=== BRIEF ===
Retype all of the listing exactly, passing over any picture you find.

=== ENTRIES SUPPLIED ===
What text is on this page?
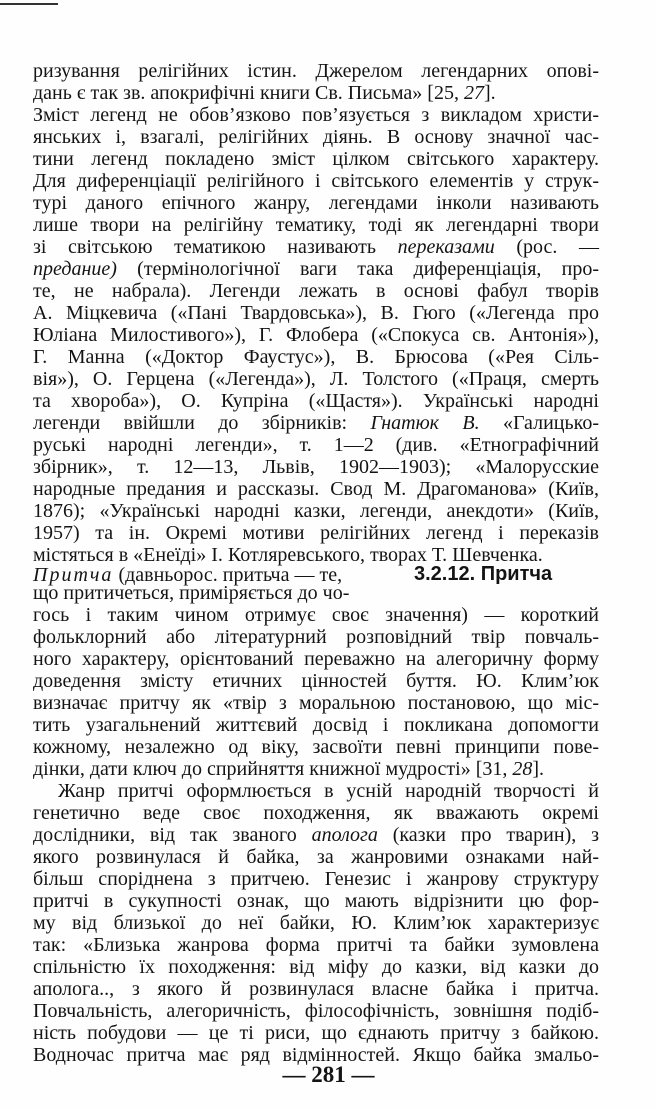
ризування релігійних істин. Джерелом легендарних опові-
дань є так зв. апокрифічні книги Св. Письма» [25, 27].
Зміст легенд не обов’язково пов’язується з викладом христи-
янських і, взагалі, релігійних діянь. В основу значної час-
тини легенд покладено зміст цілком світського характеру.
Для диференціації релігійного і світського елементів у струк-
турі даного епічного жанру, легендами інколи називають
лише твори на релігійну тематику, тоді як легендарні твори
зі світською тематикою називають переказами (рос. —
предание) (термінологічної ваги така диференціація, про-
те, не набрала). Легенди лежать в основі фабул творів
А. Міцкевича («Пані Твардовська»), В. Гюго («Легенда про
Юліана Милостивого»), Г. Флобера («Спокуса св. Антонія»),
Г. Манна («Доктор Фаустус»), В. Брюсова («Рея Сіль-
вія»), О. Герцена («Легенда»), Л. Толстого («Праця, смерть
та хвороба»), О. Купріна («Щастя»). Українські народні
легенди ввійшли до збірників: Гнатюк В. «Галицько-
руські народні легенди», т. 1—2 (див. «Етнографічний
збірник», т. 12—13, Львів, 1902—1903); «Малорусские
народные предания и рассказы. Свод М. Драгоманова» (Київ,
1876); «Українські народні казки, легенди, анекдоти» (Київ,
1957) та ін. Окремі мотиви релігійних легенд і переказів
містяться в «Енеїді» І. Котляревського, творах Т. Шевченка.
3.2.12. Притча
Притча (давньорос. притьча — те,
що притичеться, приміряється до чо-
гось і таким чином отримує своє значення) — короткий
фольклорний або літературний розповідний твір повчаль-
ного характеру, орієнтований переважно на алегоричну форму
доведення змісту етичних цінностей буття. Ю. Клим’юк
визначає притчу як «твір з моральною постановою, що міс-
тить узагальнений життєвий досвід і покликана допомогти
кожному, незалежно од віку, засвоїти певні принципи пове-
дінки, дати ключ до сприйняття книжної мудрості» [31, 28].
Жанр притчі оформлюється в усній народній творчості й
генетично веде своє походження, як вважають окремі
дослідники, від так званого аполога (казки про тварин), з
якого розвинулася й байка, за жанровими ознаками най-
більш споріднена з притчею. Генезис і жанрову структуру
притчі в сукупності ознак, що мають відрізнити цю фор-
му від близької до неї байки, Ю. Клим’юк характеризує
так: «Близька жанрова форма притчі та байки зумовлена
спільністю їх походження: від міфу до казки, від казки до
аполога.., з якого й розвинулася власне байка і притча.
Повчальність, алегоричність, філософічність, зовнішня подіб-
ність побудови — це ті риси, що єднають притчу з байкою.
Водночас притча має ряд відмінностей. Якщо байка змальо-
— 281 —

=== SOLVED PROBLEM ===
What text is on this page?
ризування релігійних істин. Джерелом легендарних опові-
дань є так зв. апокрифічні книги Св. Письма» [25, 27].
Зміст легенд не обов’язково пов’язується з викладом христи-
янських і, взагалі, релігійних діянь. В основу значної час-
тини легенд покладено зміст цілком світського характеру.
Для диференціації релігійного і світського елементів у струк-
турі даного епічного жанру, легендами інколи називають
лише твори на релігійну тематику, тоді як легендарні твори
зі світською тематикою називають переказами (рос. —
предание) (термінологічної ваги така диференціація, про-
те, не набрала). Легенди лежать в основі фабул творів
А. Міцкевича («Пані Твардовська»), В. Гюго («Легенда про
Юліана Милостивого»), Г. Флобера («Спокуса св. Антонія»),
Г. Манна («Доктор Фаустус»), В. Брюсова («Рея Сіль-
вія»), О. Герцена («Легенда»), Л. Толстого («Праця, смерть
та хвороба»), О. Купріна («Щастя»). Українські народні
легенди ввійшли до збірників: Гнатюк В. «Галицько-
руські народні легенди», т. 1—2 (див. «Етнографічний
збірник», т. 12—13, Львів, 1902—1903); «Малорусские
народные предания и рассказы. Свод М. Драгоманова» (Київ,
1876); «Українські народні казки, легенди, анекдоти» (Київ,
1957) та ін. Окремі мотиви релігійних легенд і переказів
містяться в «Енеїді» І. Котляревського, творах Т. Шевченка.
3.2.12. Притча
Притча (давньорос. притьча — те,
що притичеться, приміряється до чо-
гось і таким чином отримує своє значення) — короткий
фольклорний або літературний розповідний твір повчаль-
ного характеру, орієнтований переважно на алегоричну форму
доведення змісту етичних цінностей буття. Ю. Клим’юк
визначає притчу як «твір з моральною постановою, що міс-
тить узагальнений життєвий досвід і покликана допомогти
кожному, незалежно од віку, засвоїти певні принципи пове-
дінки, дати ключ до сприйняття книжної мудрості» [31, 28].
Жанр притчі оформлюється в усній народній творчості й
генетично веде своє походження, як вважають окремі
дослідники, від так званого аполога (казки про тварин), з
якого розвинулася й байка, за жанровими ознаками най-
більш споріднена з притчею. Генезис і жанрову структуру
притчі в сукупності ознак, що мають відрізнити цю фор-
му від близької до неї байки, Ю. Клим’юк характеризує
так: «Близька жанрова форма притчі та байки зумовлена
спільністю їх походження: від міфу до казки, від казки до
аполога.., з якого й розвинулася власне байка і притча.
Повчальність, алегоричність, філософічність, зовнішня подіб-
ність побудови — це ті риси, що єднають притчу з байкою.
Водночас притча має ряд відмінностей. Якщо байка змальо-
— 281 —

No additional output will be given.